And in fact anyone that writes non-trivial code probably does form in their head at least a hand-wavy proof of its correctness. If those actually got written down, it would probably help clarify thinking and avoid some bugs. But that doesn't happen for the same reason that nobody writes documentation.
An example of an exception: Documentation/filesystems/directory-locking.
How to ruin Linus's vacation
Posted Jul 20, 2011 4:05 UTC (Wed) by viro (subscriber, #7872) [Link]
We do need such writeups, of course. If nothing else, writing them tends to find holes - see e.g. ->d_lock mess discussion on fsdevel lately. There the locking order had been fscked in head (not transitive, for one thing), but locks outside of that set had mostly avoided bad trouble. Trying to write the proof of correctness hadn't been fun (and what I've got still relies on unverified assumptions about the things filesystem code does not do; verifying those has already caught a bunch of really broken things), but it helped to catch rather nasty stuff. Simply by reasoning about the properties of counterexample - i.e. "what would a deadlock have to look like". It's math, like any other...
FWIW, I wonder what backgrounds people have - in my case, it's geometry and topology and _that_ has certainly helped to acquire many mental habits useful for that kind of work...
How to ruin Linus's vacation
Posted Jul 20, 2011 23:02 UTC (Wed) by bfields (subscriber, #19510) [Link]
Yeah. Especially for CS students, something like the classic first point-set topology course might give good experience with that kind of proof-or-counterexample mode of problem solving. I think that's rare, unfortunately, at least outside a few countries with very rigorous math programs?(Like some others, I'm a refugee from mathematics, coming late to this after getting a PhD (commutative algebra and some algebraic topology). Not a particularly smart career path, but fun in its own way.)
How to ruin Linus's vacation
Posted Jul 21, 2011 23:34 UTC (Thu) by fuhchee (guest, #40059) [Link]
"there is an arbitrarily complex state Y which is transformed into the almost-identical state Y', and the only relevant difference between Y and Y' is X"That sounds like the AI Frame Problem.

- - -

__Problem a__
In the listing, lay out as a JSON list of strings the lines starting with the line containing "140, 236, 176]" and going on through the line containing "search-icon bbox=[201, 81, 217, 97]", one string per line, with blank lines left out.

- - -

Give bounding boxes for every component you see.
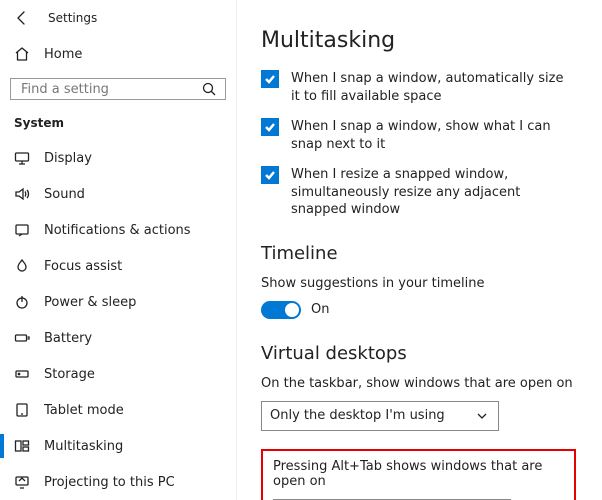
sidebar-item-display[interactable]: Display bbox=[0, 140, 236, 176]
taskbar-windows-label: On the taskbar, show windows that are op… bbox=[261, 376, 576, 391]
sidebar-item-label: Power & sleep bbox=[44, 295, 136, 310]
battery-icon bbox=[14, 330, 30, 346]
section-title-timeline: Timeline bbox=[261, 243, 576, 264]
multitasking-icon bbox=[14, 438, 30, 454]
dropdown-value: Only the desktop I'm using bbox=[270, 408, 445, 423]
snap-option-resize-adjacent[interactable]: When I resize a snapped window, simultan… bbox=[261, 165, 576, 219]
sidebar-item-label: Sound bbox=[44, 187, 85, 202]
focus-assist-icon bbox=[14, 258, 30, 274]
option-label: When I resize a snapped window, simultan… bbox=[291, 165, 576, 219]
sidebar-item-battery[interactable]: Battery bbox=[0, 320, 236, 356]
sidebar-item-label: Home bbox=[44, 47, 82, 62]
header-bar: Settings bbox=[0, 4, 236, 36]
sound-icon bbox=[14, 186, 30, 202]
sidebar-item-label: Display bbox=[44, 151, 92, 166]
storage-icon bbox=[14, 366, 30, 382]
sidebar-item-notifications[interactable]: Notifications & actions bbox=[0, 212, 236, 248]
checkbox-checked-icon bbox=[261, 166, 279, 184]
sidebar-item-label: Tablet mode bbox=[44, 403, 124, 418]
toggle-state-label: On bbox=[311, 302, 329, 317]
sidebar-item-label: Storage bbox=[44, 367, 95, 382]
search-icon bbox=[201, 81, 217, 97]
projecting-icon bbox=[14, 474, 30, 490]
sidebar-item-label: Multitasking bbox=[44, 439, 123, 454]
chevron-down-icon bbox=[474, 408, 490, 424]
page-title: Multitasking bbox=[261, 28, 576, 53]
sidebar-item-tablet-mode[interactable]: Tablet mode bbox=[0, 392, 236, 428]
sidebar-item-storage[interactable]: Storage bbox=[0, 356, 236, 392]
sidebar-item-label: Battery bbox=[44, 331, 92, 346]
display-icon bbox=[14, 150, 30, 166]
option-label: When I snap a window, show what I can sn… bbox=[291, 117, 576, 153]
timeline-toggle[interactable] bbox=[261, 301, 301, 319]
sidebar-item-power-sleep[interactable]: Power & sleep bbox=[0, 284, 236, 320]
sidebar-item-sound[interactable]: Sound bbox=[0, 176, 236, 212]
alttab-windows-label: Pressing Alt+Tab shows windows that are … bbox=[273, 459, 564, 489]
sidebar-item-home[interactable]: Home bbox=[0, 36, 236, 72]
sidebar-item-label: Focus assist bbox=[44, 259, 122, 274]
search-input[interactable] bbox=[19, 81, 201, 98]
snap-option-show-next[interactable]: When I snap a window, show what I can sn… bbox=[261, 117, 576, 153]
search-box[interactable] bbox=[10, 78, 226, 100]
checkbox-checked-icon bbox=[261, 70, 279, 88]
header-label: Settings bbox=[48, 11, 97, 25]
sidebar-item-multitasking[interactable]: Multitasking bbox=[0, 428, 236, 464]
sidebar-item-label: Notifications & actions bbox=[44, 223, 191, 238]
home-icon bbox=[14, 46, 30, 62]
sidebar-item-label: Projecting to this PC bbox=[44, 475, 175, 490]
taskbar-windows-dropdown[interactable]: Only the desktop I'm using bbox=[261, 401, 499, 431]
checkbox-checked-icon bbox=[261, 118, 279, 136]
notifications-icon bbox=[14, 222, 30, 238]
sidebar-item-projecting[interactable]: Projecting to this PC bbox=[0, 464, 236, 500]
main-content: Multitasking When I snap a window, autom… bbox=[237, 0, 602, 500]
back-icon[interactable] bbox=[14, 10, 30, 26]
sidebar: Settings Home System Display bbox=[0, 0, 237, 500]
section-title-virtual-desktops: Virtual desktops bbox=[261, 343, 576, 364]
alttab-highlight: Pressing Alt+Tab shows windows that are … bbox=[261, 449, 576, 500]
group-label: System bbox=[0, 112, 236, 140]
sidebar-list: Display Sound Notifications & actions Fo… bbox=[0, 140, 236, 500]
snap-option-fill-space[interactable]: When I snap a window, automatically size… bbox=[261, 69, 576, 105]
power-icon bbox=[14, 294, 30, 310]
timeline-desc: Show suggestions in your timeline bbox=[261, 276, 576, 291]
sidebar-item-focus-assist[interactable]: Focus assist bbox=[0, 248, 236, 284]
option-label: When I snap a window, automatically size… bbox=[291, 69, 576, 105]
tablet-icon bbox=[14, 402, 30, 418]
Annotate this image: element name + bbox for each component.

- - -

__Problem b__
Answer these questions on the forum thread:
(i) What file is given as an example of an exception?
(ii) What background does viro say he has?
(iii) What does fuhchee say the quoted statement sounds like?

__Complete answer a__
[
  "sidebar-item-display[interactable]: Display bbox=[0, 140, 236, 176]",
  "taskbar-windows-label: On the taskbar, show windows that are op… bbox=[261, 376, 576, 391]",
  "sidebar-item-label: Power & sleep bbox=[44, 295, 136, 310]",
  "battery-icon bbox=[14, 330, 30, 346]",
  "section-title-timeline: Timeline bbox=[261, 243, 576, 264]",
  "multitasking-icon bbox=[14, 438, 30, 454]",
  "dropdown-value: Only the desktop I'm using bbox=[270, 408, 445, 423]",
  "snap-option-resize-adjacent[interactable]: When I resize a snapped window, simultan… bbox=[261, 165, 576, 219]",
  "sidebar-item-label: Sound bbox=[44, 187, 85, 202]",
  "focus-assist-icon bbox=[14, 258, 30, 274]",
  "option-label: When I resize a snapped window, simultan… bbox=[291, 165, 576, 219]",
  "sidebar-item-battery[interactable]: Battery bbox=[0, 320, 236, 356]",
  "sidebar-item-label: Home bbox=[44, 47, 82, 62]",
  "header-bar: Settings bbox=[0, 4, 236, 36]",
  "sound-icon bbox=[14, 186, 30, 202]",
  "sidebar-item-label: Display bbox=[44, 151, 92, 166]",
  "storage-icon bbox=[14, 366, 30, 382]",
  "sidebar-item-notifications[interactable]: Notifications & actions bbox=[0, 212, 236, 248]",
  "checkbox-checked-icon bbox=[261, 166, 279, 184]",
  "sidebar-item-label: Tablet mode bbox=[44, 403, 124, 418]",
  "toggle-state-label: On bbox=[311, 302, 329, 317]",
  "sidebar-item-label: Storage bbox=[44, 367, 95, 382]",
  "search-icon bbox=[201, 81, 217, 97]"
]

__Complete answer b__
(i) Documentation/filesystems/directory-locking
(ii) Geometry and topology
(iii) The AI Frame Problem